» **STATED PROBLEM**
Each entry that follows is to be retyped exactly. Pictures do not belong in the copy.

» **DATA SUPPLIED**
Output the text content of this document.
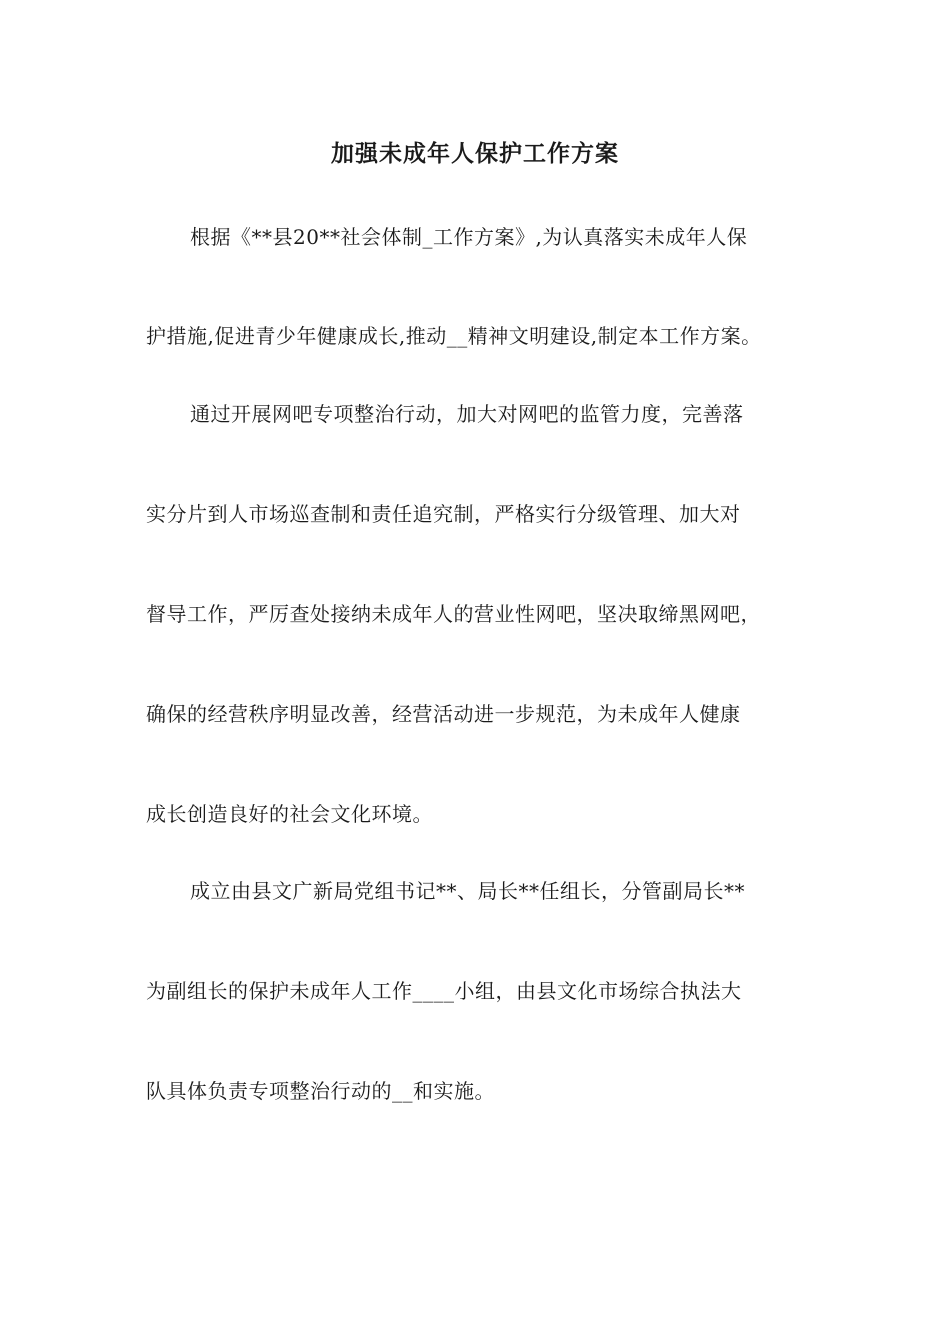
加强未成年人保护工作方案
根据《**县20**社会体制_工作方案》,为认真落实未成年人保
护措施,促进青少年健康成长,推动__精神文明建设,制定本工作方案。
通过开展网吧专项整治行动，加大对网吧的监管力度，完善落
实分片到人市场巡查制和责任追究制，严格实行分级管理、加大对
督导工作，严厉查处接纳未成年人的营业性网吧，坚决取缔黑网吧，
确保的经营秩序明显改善，经营活动进一步规范，为未成年人健康
成长创造良好的社会文化环境。
成立由县文广新局党组书记**、局长**任组长，分管副局长**
为副组长的保护未成年人工作____小组，由县文化市场综合执法大
队具体负责专项整治行动的__和实施。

» **FINAL RESULT**
Output the text content of this document.
加强未成年人保护工作方案
根据《**县20**社会体制_工作方案》,为认真落实未成年人保
护措施,促进青少年健康成长,推动__精神文明建设,制定本工作方案。
通过开展网吧专项整治行动，加大对网吧的监管力度，完善落
实分片到人市场巡查制和责任追究制，严格实行分级管理、加大对
督导工作，严厉查处接纳未成年人的营业性网吧，坚决取缔黑网吧，
确保的经营秩序明显改善，经营活动进一步规范，为未成年人健康
成长创造良好的社会文化环境。
成立由县文广新局党组书记**、局长**任组长，分管副局长**
为副组长的保护未成年人工作____小组，由县文化市场综合执法大
队具体负责专项整治行动的__和实施。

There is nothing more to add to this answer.